[Goal]:
Write out the full set of records exactly. Any pictures in them do not belong in the copy.

(Stored items)
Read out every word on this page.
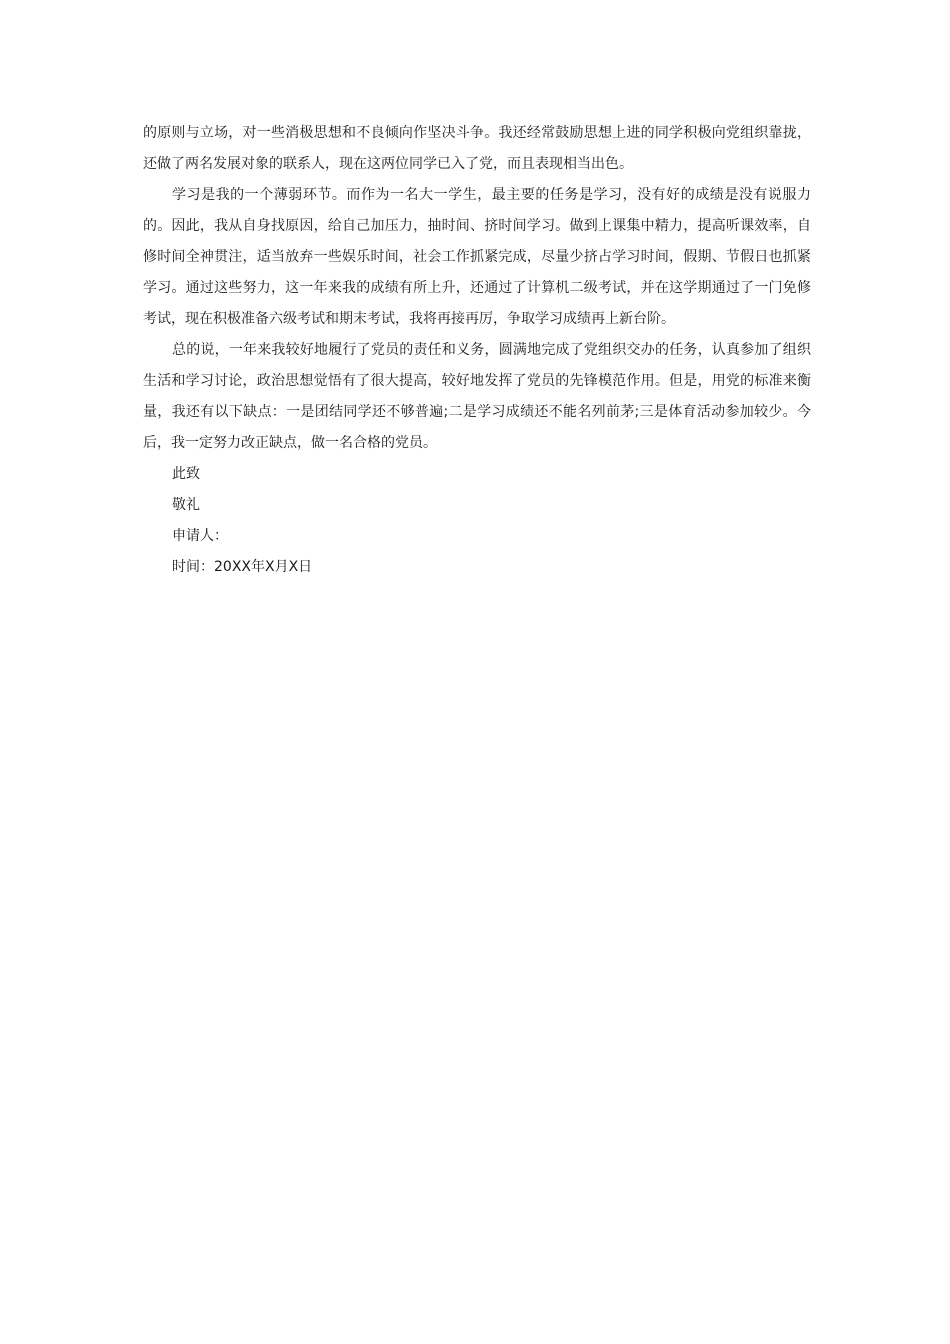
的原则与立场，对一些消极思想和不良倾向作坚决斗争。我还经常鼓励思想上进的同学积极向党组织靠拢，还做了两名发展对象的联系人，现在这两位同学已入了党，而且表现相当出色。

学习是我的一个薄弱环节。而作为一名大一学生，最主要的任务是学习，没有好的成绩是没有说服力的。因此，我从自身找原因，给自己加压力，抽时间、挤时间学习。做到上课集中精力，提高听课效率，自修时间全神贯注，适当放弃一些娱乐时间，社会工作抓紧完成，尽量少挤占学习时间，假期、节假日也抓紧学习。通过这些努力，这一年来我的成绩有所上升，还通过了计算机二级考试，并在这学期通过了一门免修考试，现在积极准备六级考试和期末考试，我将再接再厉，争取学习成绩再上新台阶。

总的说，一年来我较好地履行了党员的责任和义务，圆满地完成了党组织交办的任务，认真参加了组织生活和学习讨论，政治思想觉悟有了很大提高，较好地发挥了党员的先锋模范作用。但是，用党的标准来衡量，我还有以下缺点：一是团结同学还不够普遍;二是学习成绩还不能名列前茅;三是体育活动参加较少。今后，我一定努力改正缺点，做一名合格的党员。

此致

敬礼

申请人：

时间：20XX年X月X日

[Output of the exercise]:
Read out every word on this page.
的原则与立场，对一些消极思想和不良倾向作坚决斗争。我还经常鼓励思想上进的同学积极向党组织靠拢，还做了两名发展对象的联系人，现在这两位同学已入了党，而且表现相当出色。

学习是我的一个薄弱环节。而作为一名大一学生，最主要的任务是学习，没有好的成绩是没有说服力的。因此，我从自身找原因，给自己加压力，抽时间、挤时间学习。做到上课集中精力，提高听课效率，自修时间全神贯注，适当放弃一些娱乐时间，社会工作抓紧完成，尽量少挤占学习时间，假期、节假日也抓紧学习。通过这些努力，这一年来我的成绩有所上升，还通过了计算机二级考试，并在这学期通过了一门免修考试，现在积极准备六级考试和期末考试，我将再接再厉，争取学习成绩再上新台阶。

总的说，一年来我较好地履行了党员的责任和义务，圆满地完成了党组织交办的任务，认真参加了组织生活和学习讨论，政治思想觉悟有了很大提高，较好地发挥了党员的先锋模范作用。但是，用党的标准来衡量，我还有以下缺点：一是团结同学还不够普遍;二是学习成绩还不能名列前茅;三是体育活动参加较少。今后，我一定努力改正缺点，做一名合格的党员。

此致

敬礼

申请人：

时间：20XX年X月X日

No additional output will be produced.